— Begin Records to process —
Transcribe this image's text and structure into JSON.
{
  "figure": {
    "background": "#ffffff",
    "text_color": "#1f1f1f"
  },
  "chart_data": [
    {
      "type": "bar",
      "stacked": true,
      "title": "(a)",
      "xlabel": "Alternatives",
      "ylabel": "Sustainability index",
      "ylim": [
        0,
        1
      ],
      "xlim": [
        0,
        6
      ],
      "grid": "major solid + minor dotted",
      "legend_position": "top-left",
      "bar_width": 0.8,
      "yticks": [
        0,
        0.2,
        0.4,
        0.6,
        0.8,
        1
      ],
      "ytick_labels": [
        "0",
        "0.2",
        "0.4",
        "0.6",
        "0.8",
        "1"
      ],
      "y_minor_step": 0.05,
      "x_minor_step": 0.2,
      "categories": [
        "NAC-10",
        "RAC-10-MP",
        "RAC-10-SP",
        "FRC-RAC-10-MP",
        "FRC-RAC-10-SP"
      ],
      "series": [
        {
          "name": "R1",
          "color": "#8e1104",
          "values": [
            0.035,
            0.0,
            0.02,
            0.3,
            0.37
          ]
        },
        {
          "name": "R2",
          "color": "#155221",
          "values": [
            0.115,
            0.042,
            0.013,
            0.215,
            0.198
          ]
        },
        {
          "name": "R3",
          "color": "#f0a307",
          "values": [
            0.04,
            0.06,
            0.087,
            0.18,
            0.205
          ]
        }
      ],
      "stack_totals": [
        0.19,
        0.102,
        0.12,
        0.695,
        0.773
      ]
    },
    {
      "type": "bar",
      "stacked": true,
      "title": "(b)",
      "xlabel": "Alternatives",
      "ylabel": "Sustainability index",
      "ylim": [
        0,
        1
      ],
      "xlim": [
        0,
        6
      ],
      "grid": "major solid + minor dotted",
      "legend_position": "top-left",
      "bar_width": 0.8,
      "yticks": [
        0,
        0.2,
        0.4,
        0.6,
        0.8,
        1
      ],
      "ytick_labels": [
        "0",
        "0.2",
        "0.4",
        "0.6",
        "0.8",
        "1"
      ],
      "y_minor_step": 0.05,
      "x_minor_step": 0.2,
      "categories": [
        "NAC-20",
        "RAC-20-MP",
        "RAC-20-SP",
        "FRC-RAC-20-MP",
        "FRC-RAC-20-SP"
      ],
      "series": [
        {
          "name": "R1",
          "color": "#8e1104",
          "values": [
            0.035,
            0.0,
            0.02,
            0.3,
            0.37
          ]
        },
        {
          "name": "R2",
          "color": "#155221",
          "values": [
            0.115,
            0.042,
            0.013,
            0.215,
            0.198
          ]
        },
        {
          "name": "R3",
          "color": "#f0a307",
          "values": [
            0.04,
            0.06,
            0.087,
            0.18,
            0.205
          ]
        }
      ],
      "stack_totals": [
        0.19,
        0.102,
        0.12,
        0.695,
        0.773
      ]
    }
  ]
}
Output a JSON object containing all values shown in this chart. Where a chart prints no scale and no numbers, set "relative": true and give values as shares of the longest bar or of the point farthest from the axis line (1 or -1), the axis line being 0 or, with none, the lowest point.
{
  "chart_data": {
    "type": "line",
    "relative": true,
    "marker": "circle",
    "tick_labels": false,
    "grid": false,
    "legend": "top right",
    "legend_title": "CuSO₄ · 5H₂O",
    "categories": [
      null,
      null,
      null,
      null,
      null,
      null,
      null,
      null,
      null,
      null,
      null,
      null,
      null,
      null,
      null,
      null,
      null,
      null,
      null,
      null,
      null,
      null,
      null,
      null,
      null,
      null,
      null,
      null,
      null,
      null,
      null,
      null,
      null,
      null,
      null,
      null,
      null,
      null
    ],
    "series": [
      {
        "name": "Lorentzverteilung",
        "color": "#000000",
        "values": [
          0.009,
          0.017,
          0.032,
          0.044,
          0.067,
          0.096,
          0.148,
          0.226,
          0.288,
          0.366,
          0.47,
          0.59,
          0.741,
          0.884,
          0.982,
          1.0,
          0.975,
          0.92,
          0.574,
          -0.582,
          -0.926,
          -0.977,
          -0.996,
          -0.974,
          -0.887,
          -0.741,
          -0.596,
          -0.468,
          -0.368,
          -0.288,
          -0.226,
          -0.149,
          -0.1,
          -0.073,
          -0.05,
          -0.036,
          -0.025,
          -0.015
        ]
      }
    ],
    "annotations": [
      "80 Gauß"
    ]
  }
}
— End Records to process —
▸ **Set task**
Repeat exactly the lines from the line containing "Output a JSON" through the last line of the records above, including both, and nothing else.

▸ **Output of the exercise**
Output a JSON object containing all values shown in this chart. Where a chart prints no scale and no numbers, set "relative": true and give values as shares of the longest bar or of the point farthest from the axis line (1 or -1), the axis line being 0 or, with none, the lowest point.
{
  "chart_data": {
    "type": "line",
    "relative": true,
    "marker": "circle",
    "tick_labels": false,
    "grid": false,
    "legend": "top right",
    "legend_title": "CuSO₄ · 5H₂O",
    "categories": [
      null,
      null,
      null,
      null,
      null,
      null,
      null,
      null,
      null,
      null,
      null,
      null,
      null,
      null,
      null,
      null,
      null,
      null,
      null,
      null,
      null,
      null,
      null,
      null,
      null,
      null,
      null,
      null,
      null,
      null,
      null,
      null,
      null,
      null,
      null,
      null,
      null,
      null
    ],
    "series": [
      {
        "name": "Lorentzverteilung",
        "color": "#000000",
        "values": [
          0.009,
          0.017,
          0.032,
          0.044,
          0.067,
          0.096,
          0.148,
          0.226,
          0.288,
          0.366,
          0.47,
          0.59,
          0.741,
          0.884,
          0.982,
          1.0,
          0.975,
          0.92,
          0.574,
          -0.582,
          -0.926,
          -0.977,
          -0.996,
          -0.974,
          -0.887,
          -0.741,
          -0.596,
          -0.468,
          -0.368,
          -0.288,
          -0.226,
          -0.149,
          -0.1,
          -0.073,
          -0.05,
          -0.036,
          -0.025,
          -0.015
        ]
      }
    ],
    "annotations": [
      "80 Gauß"
    ]
  }
}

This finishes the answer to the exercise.